## What needs to be done:
Reproduce all the entries precisely.

## begin Data

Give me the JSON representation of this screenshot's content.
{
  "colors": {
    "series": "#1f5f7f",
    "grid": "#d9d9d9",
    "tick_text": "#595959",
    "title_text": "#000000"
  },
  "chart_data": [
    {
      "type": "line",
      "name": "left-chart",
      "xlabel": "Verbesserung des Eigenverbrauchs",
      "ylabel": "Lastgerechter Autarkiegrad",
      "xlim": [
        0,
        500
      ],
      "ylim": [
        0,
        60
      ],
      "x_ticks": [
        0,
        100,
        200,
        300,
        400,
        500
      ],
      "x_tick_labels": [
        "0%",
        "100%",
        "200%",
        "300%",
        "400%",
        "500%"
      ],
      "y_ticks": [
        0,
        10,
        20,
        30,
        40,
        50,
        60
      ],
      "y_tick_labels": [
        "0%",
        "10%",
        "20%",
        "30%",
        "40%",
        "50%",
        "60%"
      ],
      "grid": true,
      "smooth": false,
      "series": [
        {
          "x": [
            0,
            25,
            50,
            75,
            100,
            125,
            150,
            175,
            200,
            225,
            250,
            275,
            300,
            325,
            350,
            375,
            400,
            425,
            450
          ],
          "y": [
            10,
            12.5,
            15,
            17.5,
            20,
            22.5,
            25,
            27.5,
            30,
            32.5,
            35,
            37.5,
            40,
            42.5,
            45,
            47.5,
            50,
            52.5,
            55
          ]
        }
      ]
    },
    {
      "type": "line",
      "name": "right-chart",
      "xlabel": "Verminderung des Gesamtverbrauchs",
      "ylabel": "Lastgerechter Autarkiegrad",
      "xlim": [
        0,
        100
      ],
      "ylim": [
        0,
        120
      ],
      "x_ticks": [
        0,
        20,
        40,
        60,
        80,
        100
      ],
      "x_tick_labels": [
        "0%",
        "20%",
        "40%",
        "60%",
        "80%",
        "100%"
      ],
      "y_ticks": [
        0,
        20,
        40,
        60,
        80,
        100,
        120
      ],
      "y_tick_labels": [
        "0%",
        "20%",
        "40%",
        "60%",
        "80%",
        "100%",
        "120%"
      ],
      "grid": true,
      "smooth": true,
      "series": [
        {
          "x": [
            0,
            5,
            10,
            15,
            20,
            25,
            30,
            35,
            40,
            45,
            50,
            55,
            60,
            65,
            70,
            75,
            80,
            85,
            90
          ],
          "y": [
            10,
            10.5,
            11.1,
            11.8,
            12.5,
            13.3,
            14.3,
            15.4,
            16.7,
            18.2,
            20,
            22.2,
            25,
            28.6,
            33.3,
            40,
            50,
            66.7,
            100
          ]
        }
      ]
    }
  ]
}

## end Data

## Output of the exercise:
Give me the JSON representation of this screenshot's content.
{
  "colors": {
    "series": "#1f5f7f",
    "grid": "#d9d9d9",
    "tick_text": "#595959",
    "title_text": "#000000"
  },
  "chart_data": [
    {
      "type": "line",
      "name": "left-chart",
      "xlabel": "Verbesserung des Eigenverbrauchs",
      "ylabel": "Lastgerechter Autarkiegrad",
      "xlim": [
        0,
        500
      ],
      "ylim": [
        0,
        60
      ],
      "x_ticks": [
        0,
        100,
        200,
        300,
        400,
        500
      ],
      "x_tick_labels": [
        "0%",
        "100%",
        "200%",
        "300%",
        "400%",
        "500%"
      ],
      "y_ticks": [
        0,
        10,
        20,
        30,
        40,
        50,
        60
      ],
      "y_tick_labels": [
        "0%",
        "10%",
        "20%",
        "30%",
        "40%",
        "50%",
        "60%"
      ],
      "grid": true,
      "smooth": false,
      "series": [
        {
          "x": [
            0,
            25,
            50,
            75,
            100,
            125,
            150,
            175,
            200,
            225,
            250,
            275,
            300,
            325,
            350,
            375,
            400,
            425,
            450
          ],
          "y": [
            10,
            12.5,
            15,
            17.5,
            20,
            22.5,
            25,
            27.5,
            30,
            32.5,
            35,
            37.5,
            40,
            42.5,
            45,
            47.5,
            50,
            52.5,
            55
          ]
        }
      ]
    },
    {
      "type": "line",
      "name": "right-chart",
      "xlabel": "Verminderung des Gesamtverbrauchs",
      "ylabel": "Lastgerechter Autarkiegrad",
      "xlim": [
        0,
        100
      ],
      "ylim": [
        0,
        120
      ],
      "x_ticks": [
        0,
        20,
        40,
        60,
        80,
        100
      ],
      "x_tick_labels": [
        "0%",
        "20%",
        "40%",
        "60%",
        "80%",
        "100%"
      ],
      "y_ticks": [
        0,
        20,
        40,
        60,
        80,
        100,
        120
      ],
      "y_tick_labels": [
        "0%",
        "20%",
        "40%",
        "60%",
        "80%",
        "100%",
        "120%"
      ],
      "grid": true,
      "smooth": true,
      "series": [
        {
          "x": [
            0,
            5,
            10,
            15,
            20,
            25,
            30,
            35,
            40,
            45,
            50,
            55,
            60,
            65,
            70,
            75,
            80,
            85,
            90
          ],
          "y": [
            10,
            10.5,
            11.1,
            11.8,
            12.5,
            13.3,
            14.3,
            15.4,
            16.7,
            18.2,
            20,
            22.2,
            25,
            28.6,
            33.3,
            40,
            50,
            66.7,
            100
          ]
        }
      ]
    }
  ]
}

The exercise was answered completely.